* Goal *
Identify each line containing the word "образования" and copy it.

[Records contained in a dataset]

══════════════════════════════

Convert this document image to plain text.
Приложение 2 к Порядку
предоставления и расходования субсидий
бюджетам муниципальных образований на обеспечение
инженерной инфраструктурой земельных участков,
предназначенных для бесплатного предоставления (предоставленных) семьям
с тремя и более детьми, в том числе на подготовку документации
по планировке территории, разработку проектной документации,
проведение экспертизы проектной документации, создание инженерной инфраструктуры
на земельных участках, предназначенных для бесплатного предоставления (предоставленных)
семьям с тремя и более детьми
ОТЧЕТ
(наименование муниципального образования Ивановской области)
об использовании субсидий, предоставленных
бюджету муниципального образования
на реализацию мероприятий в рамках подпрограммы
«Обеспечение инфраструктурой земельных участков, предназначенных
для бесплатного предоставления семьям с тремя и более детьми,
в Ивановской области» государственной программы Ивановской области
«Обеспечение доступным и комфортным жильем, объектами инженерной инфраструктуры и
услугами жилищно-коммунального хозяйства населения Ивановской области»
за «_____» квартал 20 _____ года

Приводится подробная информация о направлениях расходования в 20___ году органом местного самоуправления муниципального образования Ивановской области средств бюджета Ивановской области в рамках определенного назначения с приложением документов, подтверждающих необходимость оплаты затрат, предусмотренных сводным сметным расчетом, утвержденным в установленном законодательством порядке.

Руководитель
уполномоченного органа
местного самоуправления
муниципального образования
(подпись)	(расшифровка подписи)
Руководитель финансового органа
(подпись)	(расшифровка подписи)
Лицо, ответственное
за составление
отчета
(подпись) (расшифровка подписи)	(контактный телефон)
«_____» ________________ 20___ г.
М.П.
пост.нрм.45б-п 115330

══════════════════════════════

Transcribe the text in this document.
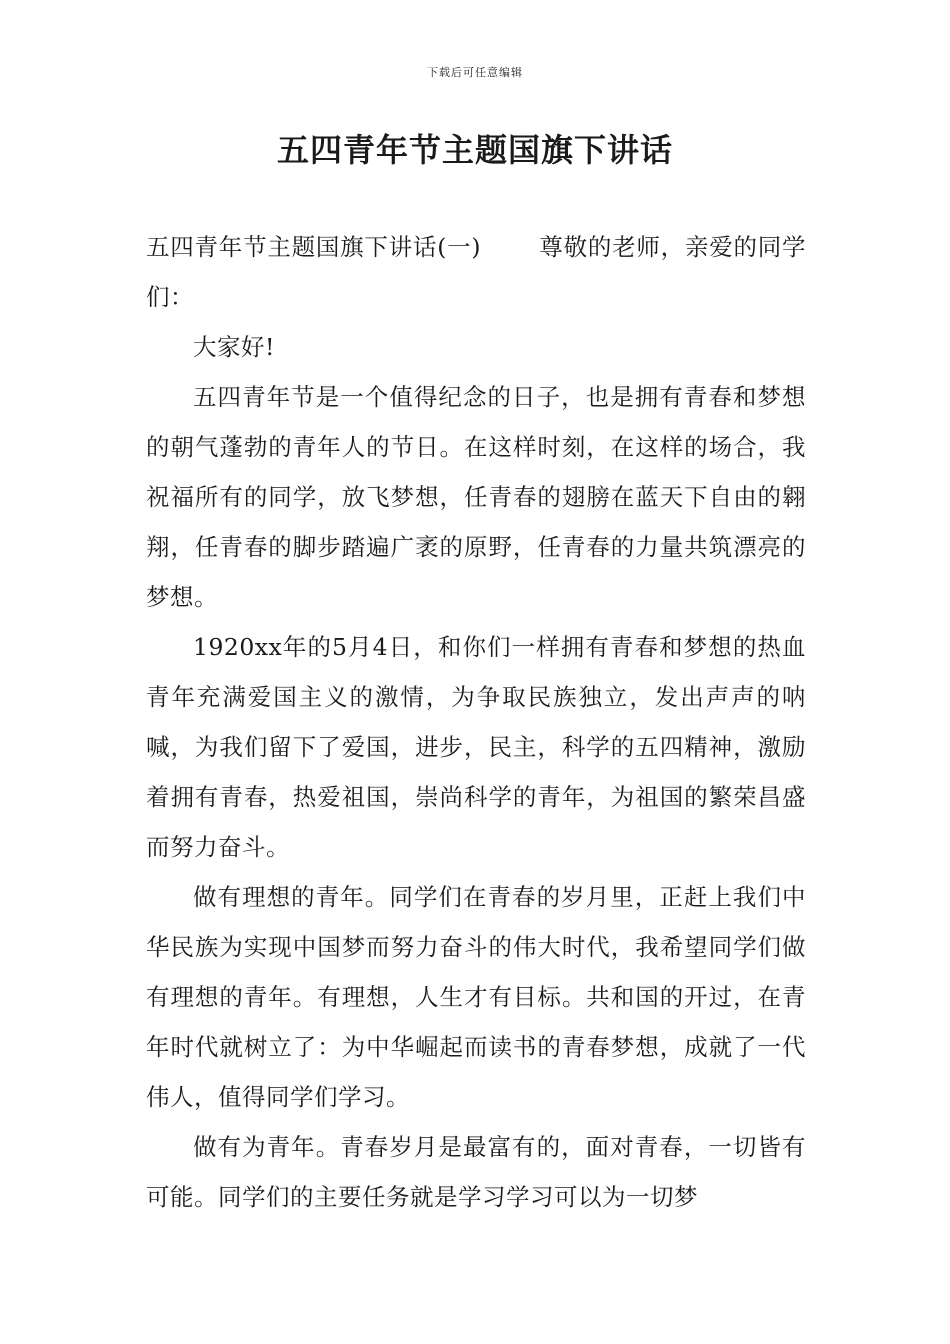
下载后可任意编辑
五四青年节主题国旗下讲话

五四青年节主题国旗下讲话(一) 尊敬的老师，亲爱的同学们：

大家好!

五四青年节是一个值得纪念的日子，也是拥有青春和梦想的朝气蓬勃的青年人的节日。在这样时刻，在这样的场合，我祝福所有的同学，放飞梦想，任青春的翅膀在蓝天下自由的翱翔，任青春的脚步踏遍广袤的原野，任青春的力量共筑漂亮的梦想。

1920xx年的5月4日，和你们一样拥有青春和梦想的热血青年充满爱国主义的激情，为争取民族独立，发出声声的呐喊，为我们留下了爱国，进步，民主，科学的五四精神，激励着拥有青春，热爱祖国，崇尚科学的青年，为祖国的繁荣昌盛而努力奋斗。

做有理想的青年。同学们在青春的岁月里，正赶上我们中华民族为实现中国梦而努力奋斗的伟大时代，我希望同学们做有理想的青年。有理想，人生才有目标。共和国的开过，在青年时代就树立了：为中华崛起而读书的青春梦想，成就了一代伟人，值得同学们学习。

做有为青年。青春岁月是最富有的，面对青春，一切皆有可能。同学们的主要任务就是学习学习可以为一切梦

══════════════════════════════

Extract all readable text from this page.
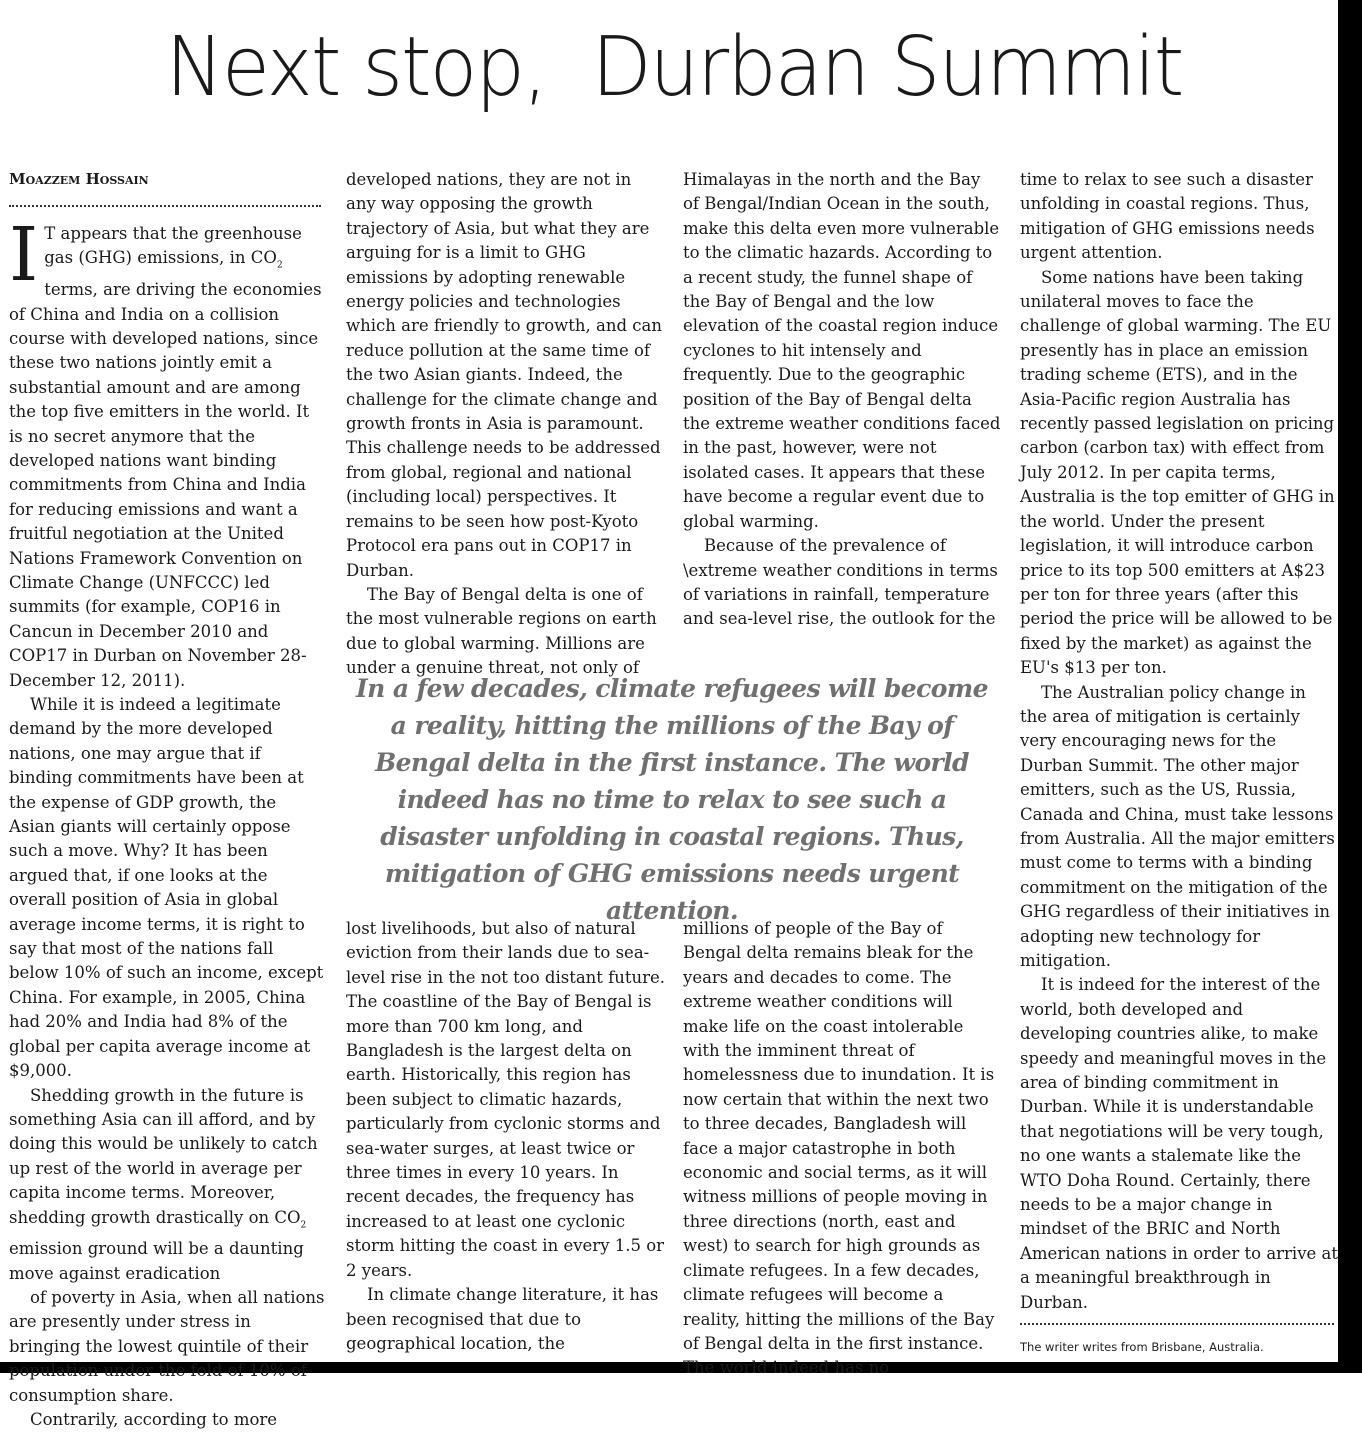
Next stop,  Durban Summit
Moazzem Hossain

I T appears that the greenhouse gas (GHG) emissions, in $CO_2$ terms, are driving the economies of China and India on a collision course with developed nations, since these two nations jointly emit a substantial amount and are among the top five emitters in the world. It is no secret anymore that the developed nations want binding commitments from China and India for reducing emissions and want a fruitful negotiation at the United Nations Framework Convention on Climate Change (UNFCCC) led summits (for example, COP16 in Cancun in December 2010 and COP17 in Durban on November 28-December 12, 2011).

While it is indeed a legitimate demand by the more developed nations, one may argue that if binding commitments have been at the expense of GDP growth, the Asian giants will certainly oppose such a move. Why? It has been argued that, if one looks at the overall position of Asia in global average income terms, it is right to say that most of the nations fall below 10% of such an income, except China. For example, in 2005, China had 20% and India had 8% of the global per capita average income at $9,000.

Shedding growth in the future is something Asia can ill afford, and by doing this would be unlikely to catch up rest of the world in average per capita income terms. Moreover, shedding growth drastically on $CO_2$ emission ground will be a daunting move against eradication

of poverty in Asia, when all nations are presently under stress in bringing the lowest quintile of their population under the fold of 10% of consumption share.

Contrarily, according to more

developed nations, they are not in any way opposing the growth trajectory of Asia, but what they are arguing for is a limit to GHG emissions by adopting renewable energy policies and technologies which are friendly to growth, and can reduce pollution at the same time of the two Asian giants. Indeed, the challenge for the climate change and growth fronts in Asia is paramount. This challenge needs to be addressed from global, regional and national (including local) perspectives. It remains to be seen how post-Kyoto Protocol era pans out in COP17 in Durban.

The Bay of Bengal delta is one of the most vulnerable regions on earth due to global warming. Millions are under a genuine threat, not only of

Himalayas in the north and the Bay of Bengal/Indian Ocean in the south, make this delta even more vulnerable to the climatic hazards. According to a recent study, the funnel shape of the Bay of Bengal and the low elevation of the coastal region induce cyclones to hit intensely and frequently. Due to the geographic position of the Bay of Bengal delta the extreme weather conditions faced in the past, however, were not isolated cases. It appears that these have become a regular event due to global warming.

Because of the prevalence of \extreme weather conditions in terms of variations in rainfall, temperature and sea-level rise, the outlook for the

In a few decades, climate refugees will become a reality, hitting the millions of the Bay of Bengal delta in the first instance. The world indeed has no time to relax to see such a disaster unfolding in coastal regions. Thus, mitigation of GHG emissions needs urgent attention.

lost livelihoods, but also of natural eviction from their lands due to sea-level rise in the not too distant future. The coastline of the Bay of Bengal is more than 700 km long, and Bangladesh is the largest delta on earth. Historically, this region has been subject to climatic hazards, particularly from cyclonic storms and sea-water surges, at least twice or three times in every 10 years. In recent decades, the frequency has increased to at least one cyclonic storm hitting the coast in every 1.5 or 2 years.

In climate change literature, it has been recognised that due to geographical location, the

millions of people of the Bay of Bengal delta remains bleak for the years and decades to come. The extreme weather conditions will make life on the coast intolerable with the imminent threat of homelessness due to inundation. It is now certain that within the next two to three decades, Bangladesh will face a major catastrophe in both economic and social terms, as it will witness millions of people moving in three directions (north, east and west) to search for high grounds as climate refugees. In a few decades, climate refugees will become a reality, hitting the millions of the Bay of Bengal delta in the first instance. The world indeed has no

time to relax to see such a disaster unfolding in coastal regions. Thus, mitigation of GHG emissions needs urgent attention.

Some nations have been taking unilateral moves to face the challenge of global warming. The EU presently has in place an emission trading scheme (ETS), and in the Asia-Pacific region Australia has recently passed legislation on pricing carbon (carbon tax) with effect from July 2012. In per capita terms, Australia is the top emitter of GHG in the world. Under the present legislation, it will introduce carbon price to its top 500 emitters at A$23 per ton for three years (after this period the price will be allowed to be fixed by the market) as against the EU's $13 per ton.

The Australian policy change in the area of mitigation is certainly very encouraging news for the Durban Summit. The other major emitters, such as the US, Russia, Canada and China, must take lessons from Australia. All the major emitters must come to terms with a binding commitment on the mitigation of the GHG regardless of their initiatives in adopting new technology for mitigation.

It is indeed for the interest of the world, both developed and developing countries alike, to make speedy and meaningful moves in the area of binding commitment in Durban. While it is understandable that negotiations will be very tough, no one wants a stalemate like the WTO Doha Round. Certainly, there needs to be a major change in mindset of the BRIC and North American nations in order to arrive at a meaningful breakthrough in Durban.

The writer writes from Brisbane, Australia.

══════════════════════════════

* Expected output *
(наименование муниципального образования Ивановской области)
бюджету муниципального образования
Приводится подробная информация о направлениях расходования в 20___ году органом местного самоуправления муниципального образования Ивановской области средств бюджета Ивановской области в рамках определенного назначения с приложением документов, подтверждающих необходимость оплаты затрат, предусмотренных сводным сметным расчетом, утвержденным в установленном законодательством порядке.
муниципального образования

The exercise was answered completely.